Stored items from a collection:
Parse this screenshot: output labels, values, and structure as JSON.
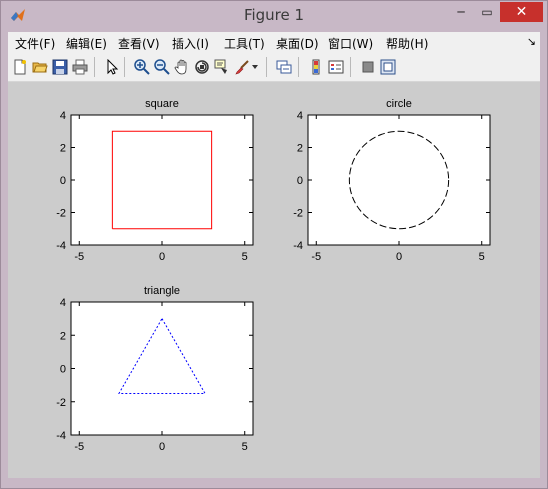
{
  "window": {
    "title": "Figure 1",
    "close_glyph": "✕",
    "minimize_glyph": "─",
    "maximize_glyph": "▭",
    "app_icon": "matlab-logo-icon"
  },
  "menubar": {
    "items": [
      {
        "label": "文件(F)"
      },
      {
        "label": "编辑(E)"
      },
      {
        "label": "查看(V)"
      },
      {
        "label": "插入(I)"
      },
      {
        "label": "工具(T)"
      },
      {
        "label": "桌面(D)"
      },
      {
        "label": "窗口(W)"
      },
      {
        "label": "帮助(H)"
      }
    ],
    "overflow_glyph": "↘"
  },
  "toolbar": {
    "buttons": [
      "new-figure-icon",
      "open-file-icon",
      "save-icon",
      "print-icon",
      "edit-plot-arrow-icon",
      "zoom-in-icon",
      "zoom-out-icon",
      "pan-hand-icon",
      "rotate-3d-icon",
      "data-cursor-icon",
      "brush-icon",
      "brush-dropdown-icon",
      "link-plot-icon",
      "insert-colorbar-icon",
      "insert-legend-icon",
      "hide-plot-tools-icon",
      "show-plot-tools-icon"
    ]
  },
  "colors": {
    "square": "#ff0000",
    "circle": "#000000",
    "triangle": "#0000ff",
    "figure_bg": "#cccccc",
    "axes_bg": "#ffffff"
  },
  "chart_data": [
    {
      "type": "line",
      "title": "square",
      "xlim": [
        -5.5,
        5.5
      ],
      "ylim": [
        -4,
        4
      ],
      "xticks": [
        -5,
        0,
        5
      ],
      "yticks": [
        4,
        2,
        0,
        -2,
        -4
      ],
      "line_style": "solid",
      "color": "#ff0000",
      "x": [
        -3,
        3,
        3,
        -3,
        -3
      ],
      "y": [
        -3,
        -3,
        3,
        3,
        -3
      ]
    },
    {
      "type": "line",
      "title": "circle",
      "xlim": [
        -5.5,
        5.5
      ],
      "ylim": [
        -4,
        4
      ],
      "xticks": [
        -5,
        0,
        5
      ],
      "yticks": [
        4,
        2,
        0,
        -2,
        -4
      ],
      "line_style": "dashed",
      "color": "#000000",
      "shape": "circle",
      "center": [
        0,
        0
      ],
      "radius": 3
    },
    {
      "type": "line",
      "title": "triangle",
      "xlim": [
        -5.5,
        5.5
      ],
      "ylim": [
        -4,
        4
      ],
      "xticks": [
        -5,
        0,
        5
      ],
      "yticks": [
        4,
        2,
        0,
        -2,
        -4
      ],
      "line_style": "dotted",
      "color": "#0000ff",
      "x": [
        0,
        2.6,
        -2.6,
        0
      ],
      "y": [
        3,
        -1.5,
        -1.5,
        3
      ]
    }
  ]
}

What you need to do: Copy each line of the entries that includes the word "title".

Answer to the problem:
    "title": "Figure 1",
      "title": "square",
      "title": "circle",
      "title": "triangle",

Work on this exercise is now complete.